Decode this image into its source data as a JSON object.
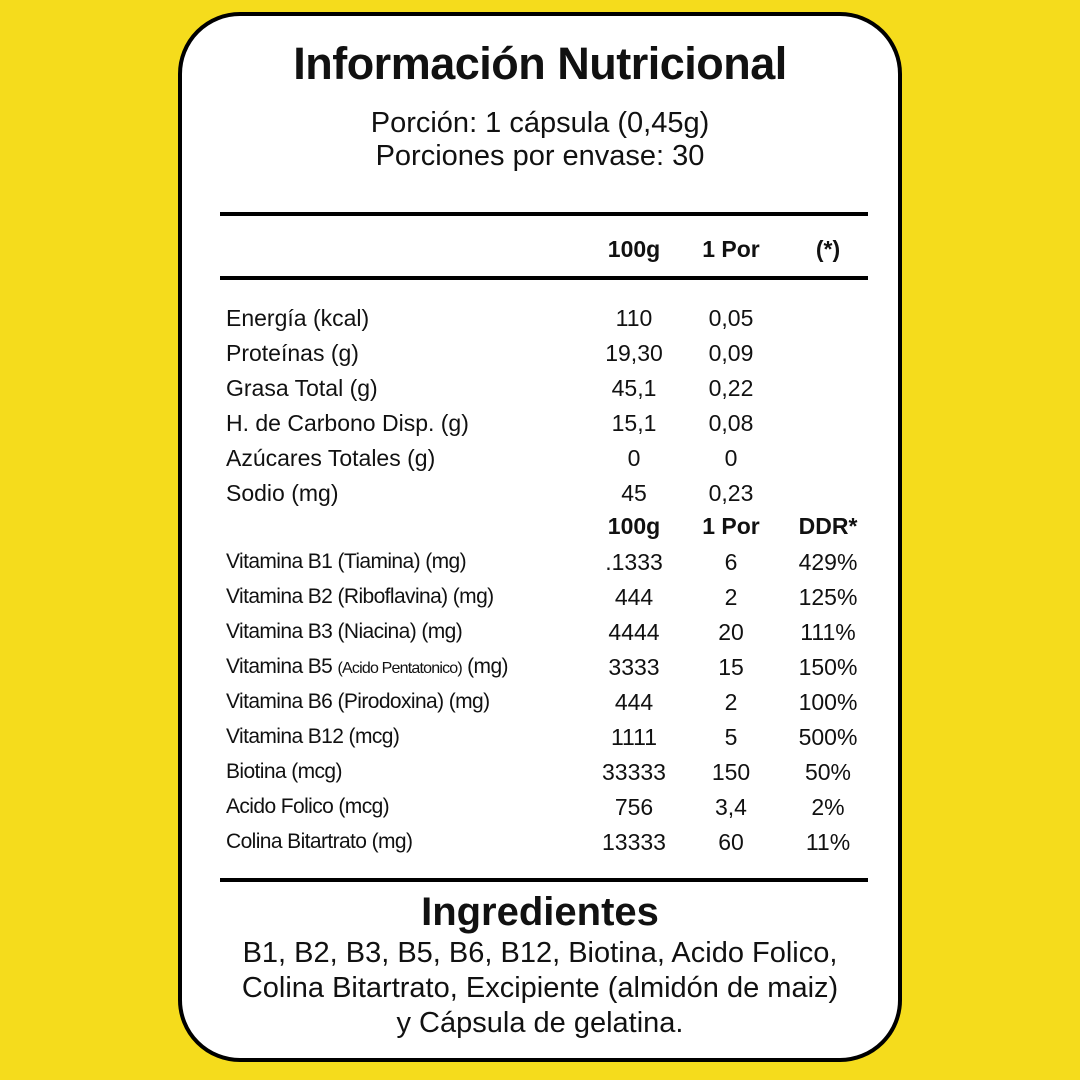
{
  "colors": {
    "background": "#F5DC1C",
    "card": "#FFFFFF",
    "text": "#111111"
  },
  "title": "Información Nutricional",
  "serving": "Porción: 1 cápsula (0,45g)",
  "servings_per_container": "Porciones por envase: 30",
  "header": {
    "col1": "100g",
    "col2": "1 Por",
    "col3": "(*)"
  },
  "nutrients": [
    {
      "label": "Energía (kcal)",
      "per100": "110",
      "perServing": "0,05"
    },
    {
      "label": "Proteínas (g)",
      "per100": "19,30",
      "perServing": "0,09"
    },
    {
      "label": "Grasa Total (g)",
      "per100": "45,1",
      "perServing": "0,22"
    },
    {
      "label": "H. de Carbono Disp. (g)",
      "per100": "15,1",
      "perServing": "0,08"
    },
    {
      "label": "Azúcares Totales (g)",
      "per100": "0",
      "perServing": "0"
    },
    {
      "label": "Sodio (mg)",
      "per100": "45",
      "perServing": "0,23"
    }
  ],
  "vitamin_header": {
    "col1": "100g",
    "col2": "1 Por",
    "col3": "DDR*"
  },
  "vitamins": [
    {
      "label": "Vitamina B1 (Tiamina) (mg)",
      "per100": ".1333",
      "perServing": "6",
      "ddr": "429%"
    },
    {
      "label": "Vitamina B2 (Riboflavina) (mg)",
      "per100": "444",
      "perServing": "2",
      "ddr": "125%"
    },
    {
      "label": "Vitamina B3 (Niacina) (mg)",
      "per100": "4444",
      "perServing": "20",
      "ddr": "111%"
    },
    {
      "label_a": "Vitamina B5 ",
      "label_b": "(Acido Pentatonico)",
      "label_c": " (mg)",
      "per100": "3333",
      "perServing": "15",
      "ddr": "150%"
    },
    {
      "label": "Vitamina B6 (Pirodoxina) (mg)",
      "per100": "444",
      "perServing": "2",
      "ddr": "100%"
    },
    {
      "label": "Vitamina B12 (mcg)",
      "per100": "1111",
      "perServing": "5",
      "ddr": "500%"
    },
    {
      "label": "Biotina (mcg)",
      "per100": "33333",
      "perServing": "150",
      "ddr": "50%"
    },
    {
      "label": "Acido Folico (mcg)",
      "per100": "756",
      "perServing": "3,4",
      "ddr": "2%"
    },
    {
      "label": "Colina Bitartrato (mg)",
      "per100": "13333",
      "perServing": "60",
      "ddr": "11%"
    }
  ],
  "ingredients": {
    "title": "Ingredientes",
    "text": "B1, B2, B3, B5, B6, B12, Biotina, Acido Folico, Colina Bitartrato, Excipiente (almidón de maiz) y Cápsula de gelatina."
  }
}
----------
* [Goal]: Which lines in the records above contain the string "Biotina"? Copy each one.

* [Finished exercise]:
      "label": "Biotina (mcg)",
    "text": "B1, B2, B3, B5, B6, B12, Biotina, Acido Folico, Colina Bitartrato, Excipiente (almidón de maiz) y Cápsula de gelatina."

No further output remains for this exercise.